Task ▸ Single out the lines of the material that contain "another" and copy them.

──────────

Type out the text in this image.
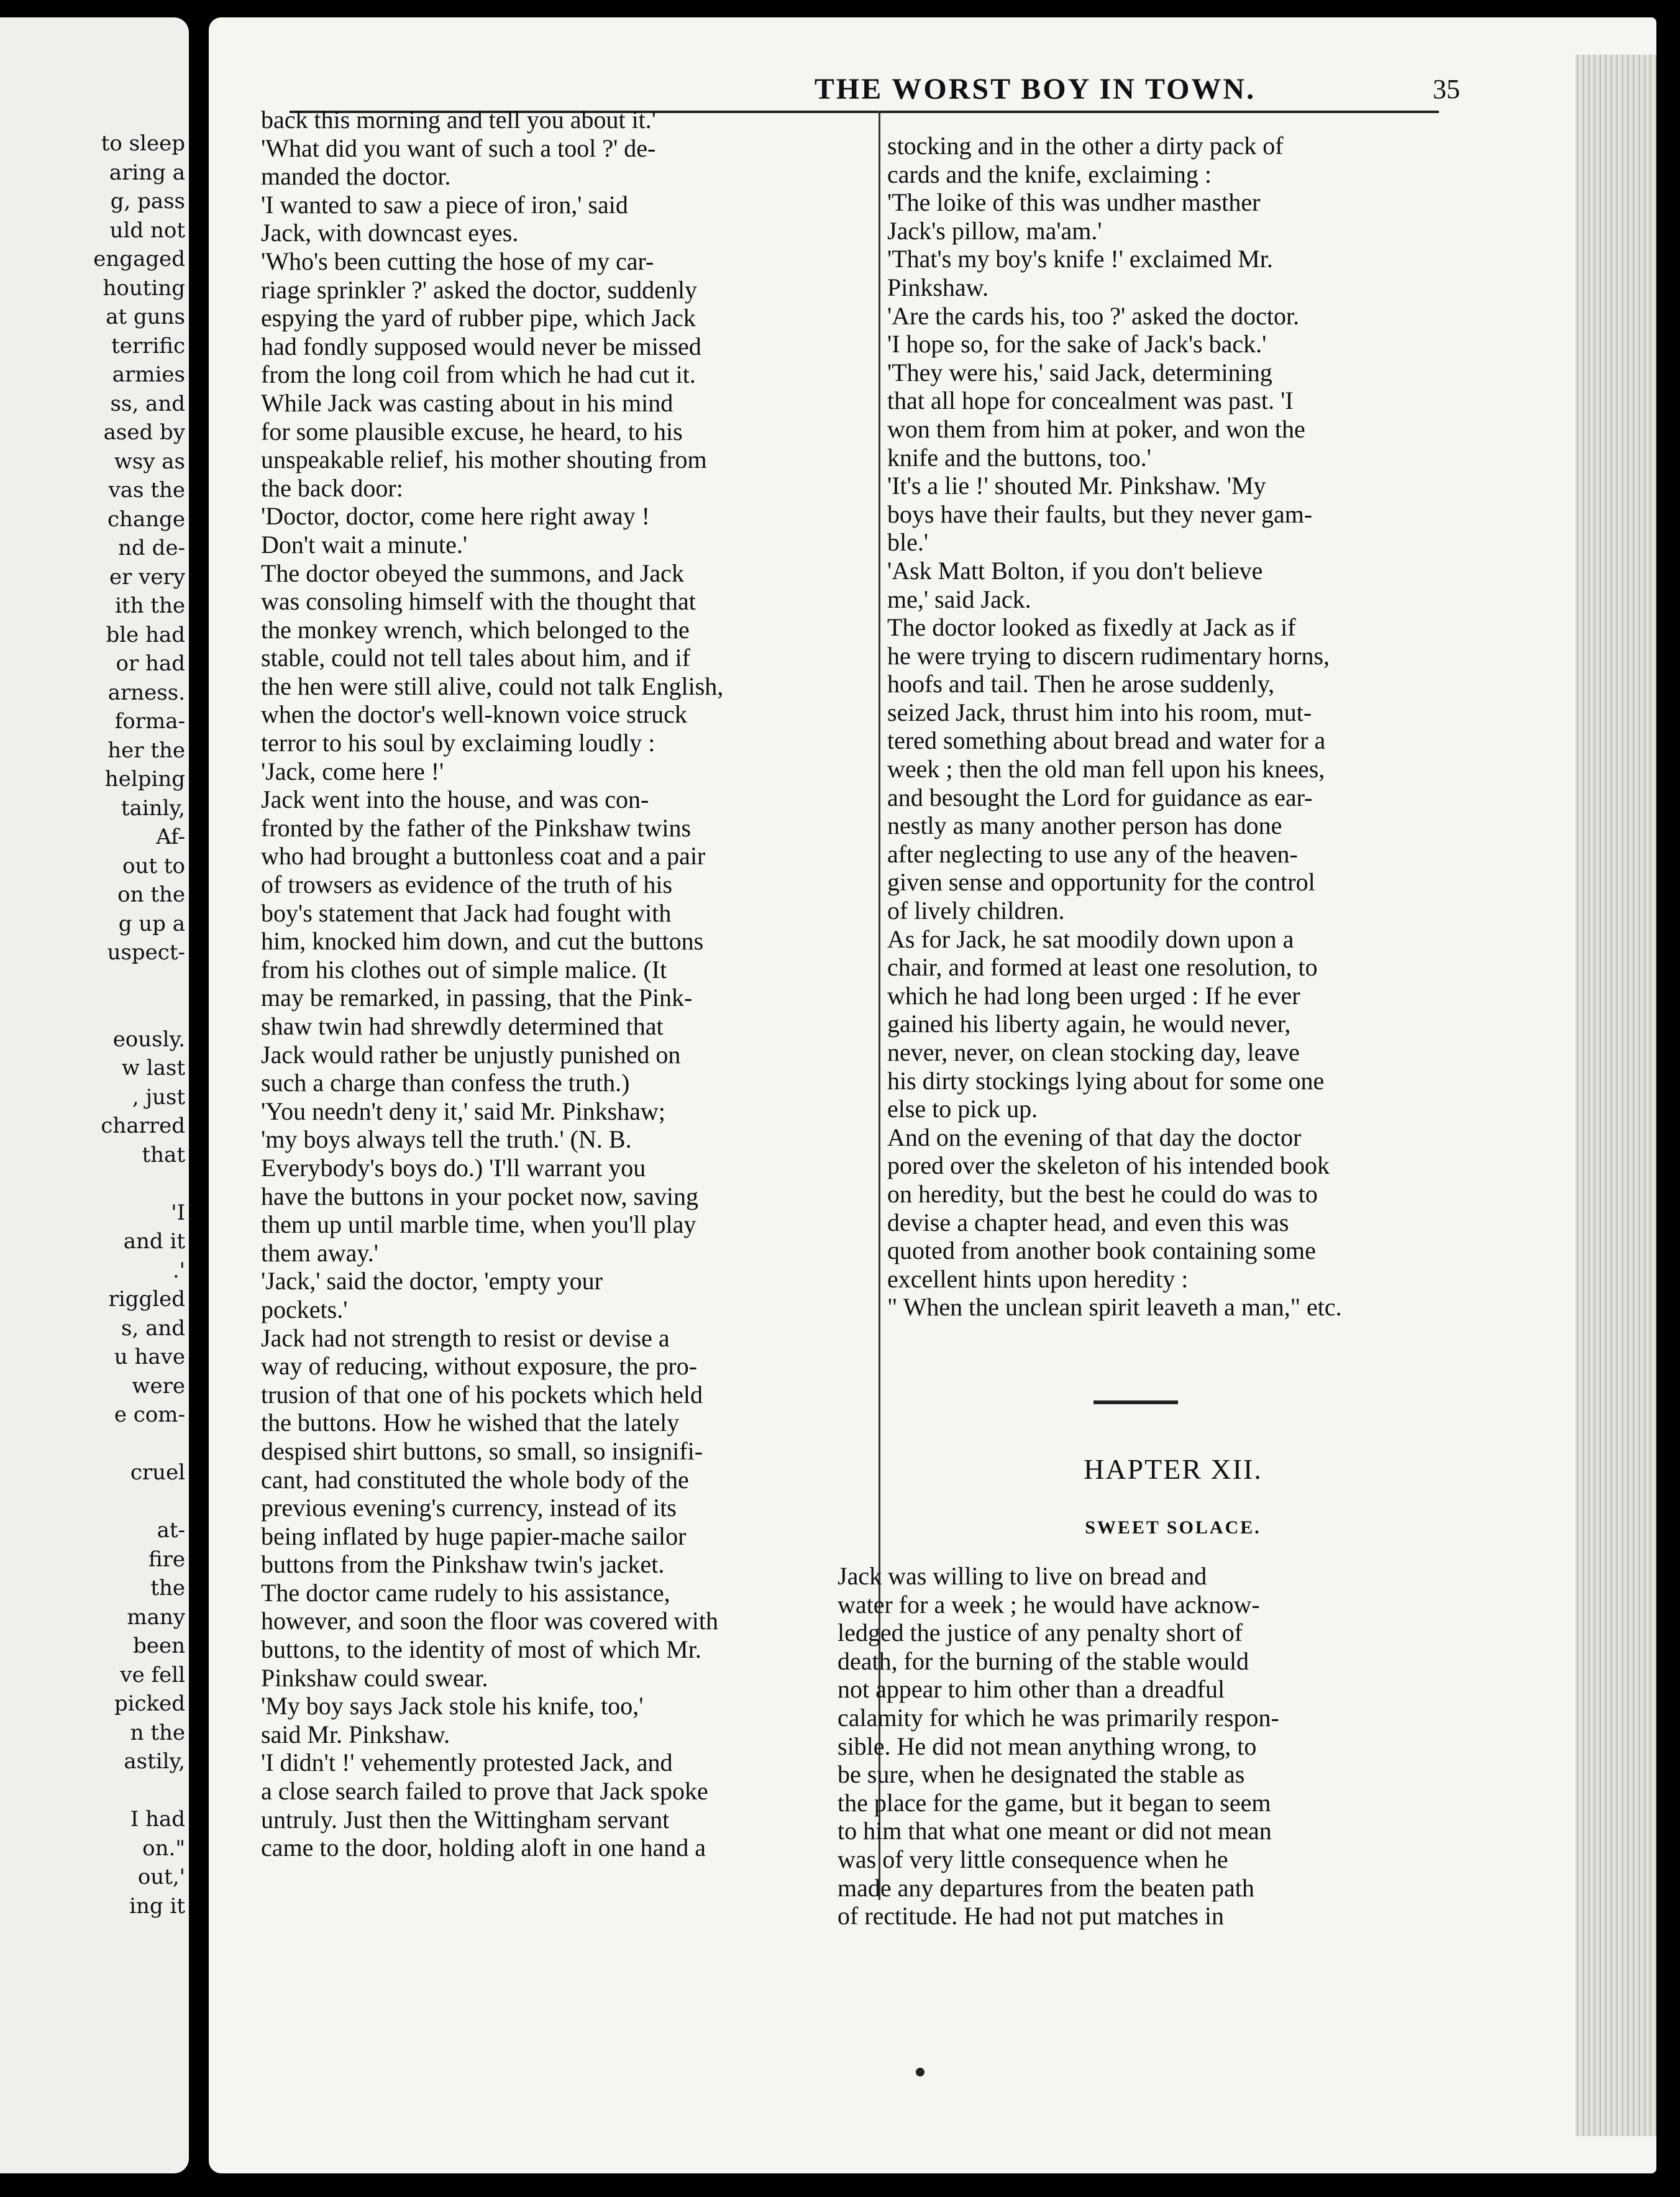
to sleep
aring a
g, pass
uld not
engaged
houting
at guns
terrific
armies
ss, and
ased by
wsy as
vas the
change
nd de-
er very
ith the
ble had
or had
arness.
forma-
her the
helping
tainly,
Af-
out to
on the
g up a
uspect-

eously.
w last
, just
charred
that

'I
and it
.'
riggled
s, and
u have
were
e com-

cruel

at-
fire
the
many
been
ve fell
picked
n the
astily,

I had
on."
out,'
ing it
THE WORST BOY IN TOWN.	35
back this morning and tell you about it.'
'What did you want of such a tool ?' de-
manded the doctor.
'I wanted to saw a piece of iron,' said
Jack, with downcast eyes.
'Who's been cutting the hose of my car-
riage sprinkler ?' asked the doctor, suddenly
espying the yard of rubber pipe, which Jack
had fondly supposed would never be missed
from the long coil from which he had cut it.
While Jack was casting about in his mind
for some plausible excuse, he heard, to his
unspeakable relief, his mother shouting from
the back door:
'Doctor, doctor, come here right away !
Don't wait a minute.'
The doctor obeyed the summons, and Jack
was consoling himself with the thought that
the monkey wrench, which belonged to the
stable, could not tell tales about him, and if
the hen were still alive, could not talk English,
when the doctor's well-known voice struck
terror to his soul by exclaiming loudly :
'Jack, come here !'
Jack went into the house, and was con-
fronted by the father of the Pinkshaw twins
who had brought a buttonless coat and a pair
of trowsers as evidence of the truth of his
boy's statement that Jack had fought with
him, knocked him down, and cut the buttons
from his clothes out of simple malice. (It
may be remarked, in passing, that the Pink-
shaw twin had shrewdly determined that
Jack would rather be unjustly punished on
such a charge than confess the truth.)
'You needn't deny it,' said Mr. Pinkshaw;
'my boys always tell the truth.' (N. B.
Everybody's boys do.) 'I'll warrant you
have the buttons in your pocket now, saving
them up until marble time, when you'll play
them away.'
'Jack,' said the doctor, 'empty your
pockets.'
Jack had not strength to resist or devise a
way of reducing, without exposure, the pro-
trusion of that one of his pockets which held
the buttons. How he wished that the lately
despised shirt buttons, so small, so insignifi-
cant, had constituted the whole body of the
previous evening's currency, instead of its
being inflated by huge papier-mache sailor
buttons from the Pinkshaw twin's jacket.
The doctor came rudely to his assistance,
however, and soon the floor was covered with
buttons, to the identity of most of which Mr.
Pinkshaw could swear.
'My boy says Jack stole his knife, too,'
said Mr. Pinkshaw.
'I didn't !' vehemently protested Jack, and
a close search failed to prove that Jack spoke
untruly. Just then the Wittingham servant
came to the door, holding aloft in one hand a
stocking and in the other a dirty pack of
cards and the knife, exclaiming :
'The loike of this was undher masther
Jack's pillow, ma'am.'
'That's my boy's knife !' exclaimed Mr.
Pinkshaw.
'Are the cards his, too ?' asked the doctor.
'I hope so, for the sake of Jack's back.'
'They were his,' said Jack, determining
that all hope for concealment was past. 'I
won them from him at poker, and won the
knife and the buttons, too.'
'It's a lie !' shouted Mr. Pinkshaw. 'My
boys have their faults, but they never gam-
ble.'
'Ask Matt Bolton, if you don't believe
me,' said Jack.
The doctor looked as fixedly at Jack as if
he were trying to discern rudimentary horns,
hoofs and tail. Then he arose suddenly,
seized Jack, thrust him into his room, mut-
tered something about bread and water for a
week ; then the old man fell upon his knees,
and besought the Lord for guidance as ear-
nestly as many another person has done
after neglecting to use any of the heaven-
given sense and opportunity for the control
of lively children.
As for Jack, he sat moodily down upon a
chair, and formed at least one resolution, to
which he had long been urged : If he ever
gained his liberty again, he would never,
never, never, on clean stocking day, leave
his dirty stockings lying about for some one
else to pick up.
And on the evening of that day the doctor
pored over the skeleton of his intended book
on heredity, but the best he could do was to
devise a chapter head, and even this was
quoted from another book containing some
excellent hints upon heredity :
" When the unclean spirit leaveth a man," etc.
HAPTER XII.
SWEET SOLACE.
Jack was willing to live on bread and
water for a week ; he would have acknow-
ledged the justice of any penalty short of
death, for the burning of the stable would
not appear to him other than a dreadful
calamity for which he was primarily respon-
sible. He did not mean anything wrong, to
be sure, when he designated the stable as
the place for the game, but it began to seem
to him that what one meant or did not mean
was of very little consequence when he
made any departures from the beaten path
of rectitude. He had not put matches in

──────────

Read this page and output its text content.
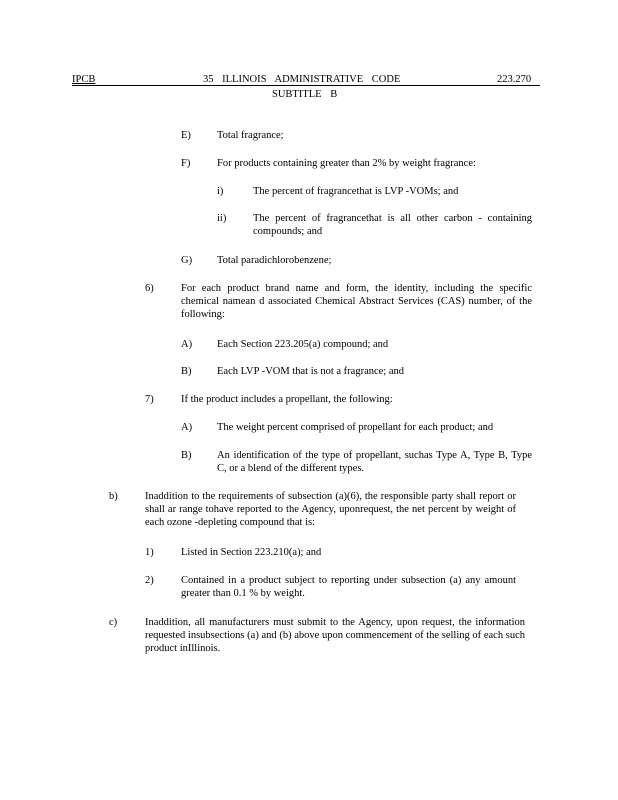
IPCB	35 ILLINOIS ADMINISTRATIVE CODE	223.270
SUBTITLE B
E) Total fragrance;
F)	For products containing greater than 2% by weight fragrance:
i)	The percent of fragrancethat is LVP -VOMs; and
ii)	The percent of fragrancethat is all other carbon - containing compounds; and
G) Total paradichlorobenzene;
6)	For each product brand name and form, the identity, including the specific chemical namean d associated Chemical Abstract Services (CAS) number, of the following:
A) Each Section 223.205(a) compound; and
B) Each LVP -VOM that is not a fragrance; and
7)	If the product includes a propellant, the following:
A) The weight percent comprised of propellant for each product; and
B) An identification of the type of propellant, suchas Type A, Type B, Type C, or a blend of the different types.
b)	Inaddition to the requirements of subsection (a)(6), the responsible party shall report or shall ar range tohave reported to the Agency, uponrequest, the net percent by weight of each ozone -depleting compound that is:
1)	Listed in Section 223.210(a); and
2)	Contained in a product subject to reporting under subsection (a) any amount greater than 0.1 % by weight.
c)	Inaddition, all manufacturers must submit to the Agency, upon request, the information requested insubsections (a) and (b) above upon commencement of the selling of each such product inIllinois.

──────────

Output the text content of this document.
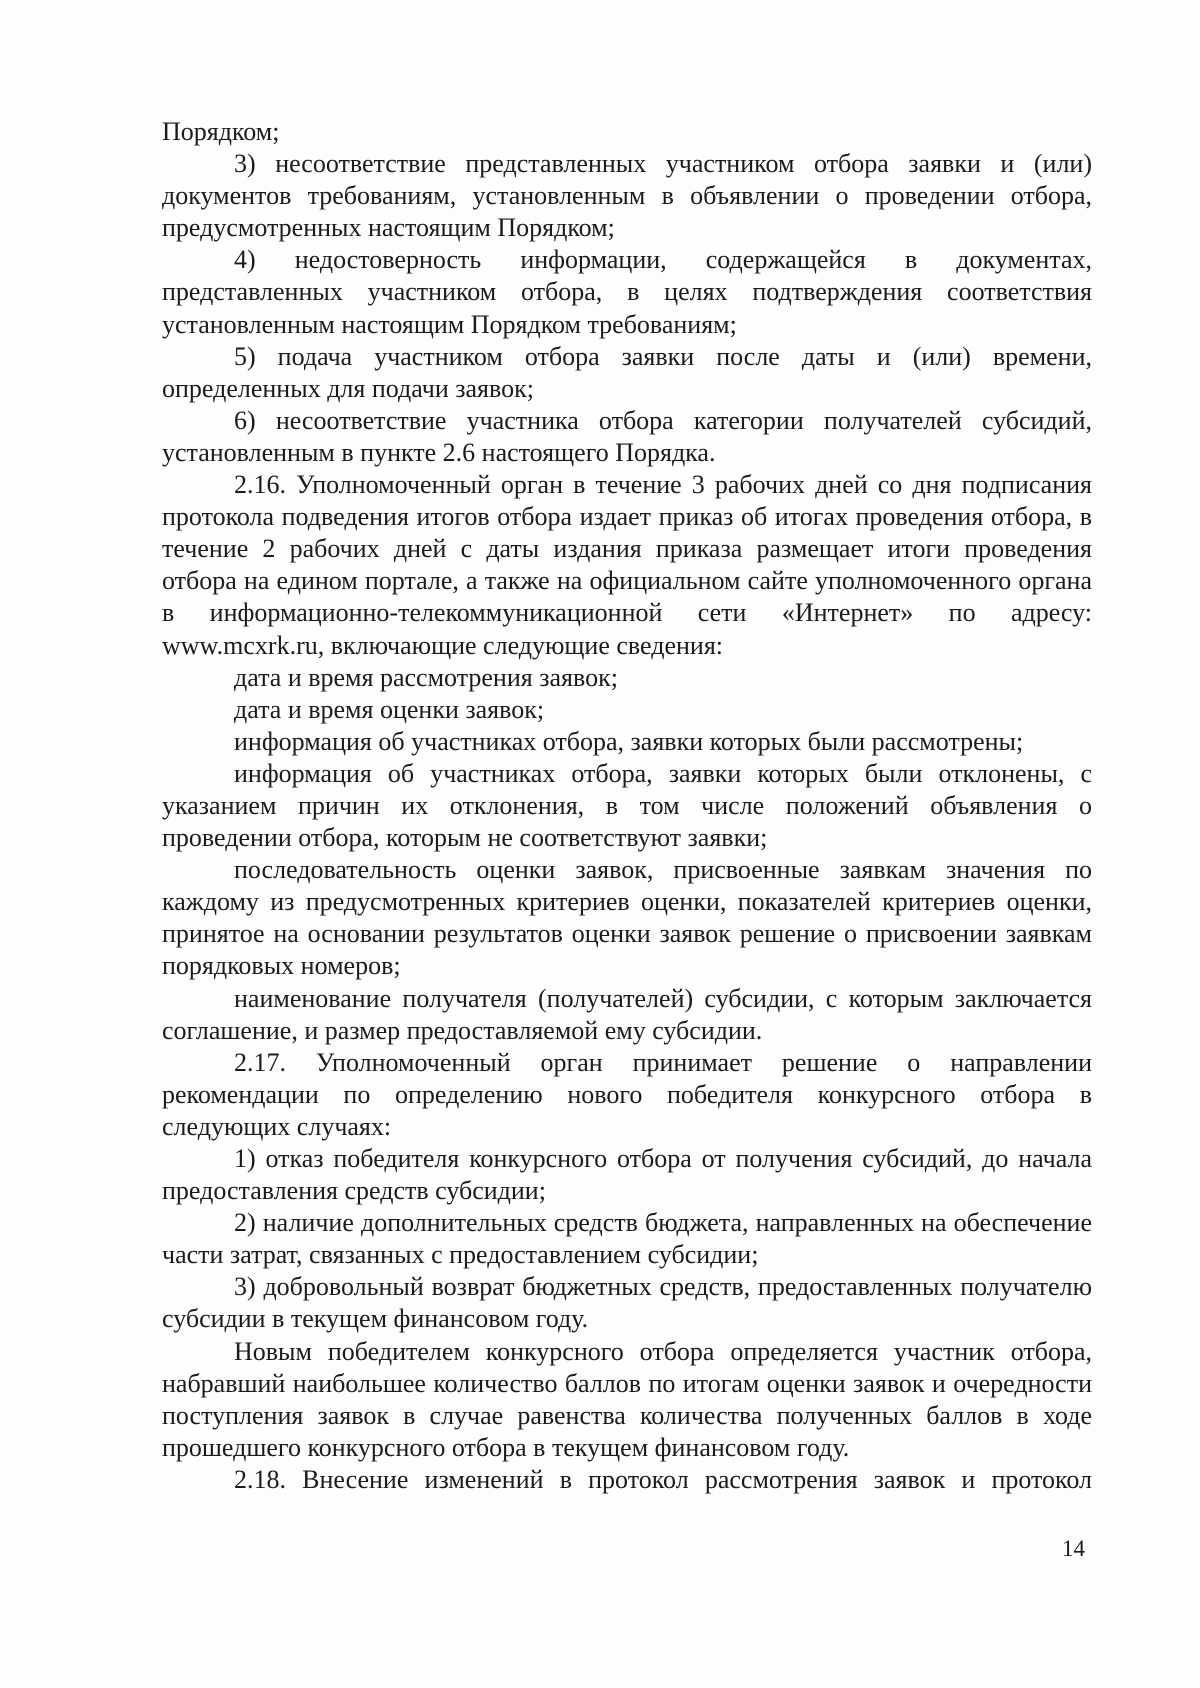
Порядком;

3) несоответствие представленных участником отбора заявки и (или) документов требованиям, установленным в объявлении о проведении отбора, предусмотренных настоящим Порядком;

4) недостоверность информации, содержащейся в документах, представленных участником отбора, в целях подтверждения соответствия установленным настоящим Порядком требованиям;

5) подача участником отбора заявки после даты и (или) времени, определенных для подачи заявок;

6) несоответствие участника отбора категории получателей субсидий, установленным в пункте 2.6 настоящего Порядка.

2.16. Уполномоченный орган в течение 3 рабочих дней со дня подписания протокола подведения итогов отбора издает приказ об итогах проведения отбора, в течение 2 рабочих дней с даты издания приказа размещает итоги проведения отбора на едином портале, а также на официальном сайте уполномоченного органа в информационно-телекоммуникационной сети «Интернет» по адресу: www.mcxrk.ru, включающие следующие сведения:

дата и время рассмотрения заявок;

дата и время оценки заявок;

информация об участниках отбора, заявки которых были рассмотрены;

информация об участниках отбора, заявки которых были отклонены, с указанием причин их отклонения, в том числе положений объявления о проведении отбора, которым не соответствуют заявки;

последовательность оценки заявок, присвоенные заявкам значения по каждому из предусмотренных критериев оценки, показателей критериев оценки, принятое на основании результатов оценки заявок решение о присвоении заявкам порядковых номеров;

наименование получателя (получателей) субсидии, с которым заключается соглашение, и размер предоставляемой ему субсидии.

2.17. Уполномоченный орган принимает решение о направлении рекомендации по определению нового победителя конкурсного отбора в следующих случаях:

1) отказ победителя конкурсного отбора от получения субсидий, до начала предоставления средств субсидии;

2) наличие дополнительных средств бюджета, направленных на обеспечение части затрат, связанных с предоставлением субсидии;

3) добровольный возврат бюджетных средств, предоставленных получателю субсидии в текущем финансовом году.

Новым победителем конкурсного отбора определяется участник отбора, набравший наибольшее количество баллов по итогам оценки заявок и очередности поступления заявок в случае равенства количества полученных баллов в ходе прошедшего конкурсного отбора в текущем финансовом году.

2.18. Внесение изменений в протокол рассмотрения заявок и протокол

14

──────────

Written answer ▸
nestly as many another person has done
quoted from another book containing some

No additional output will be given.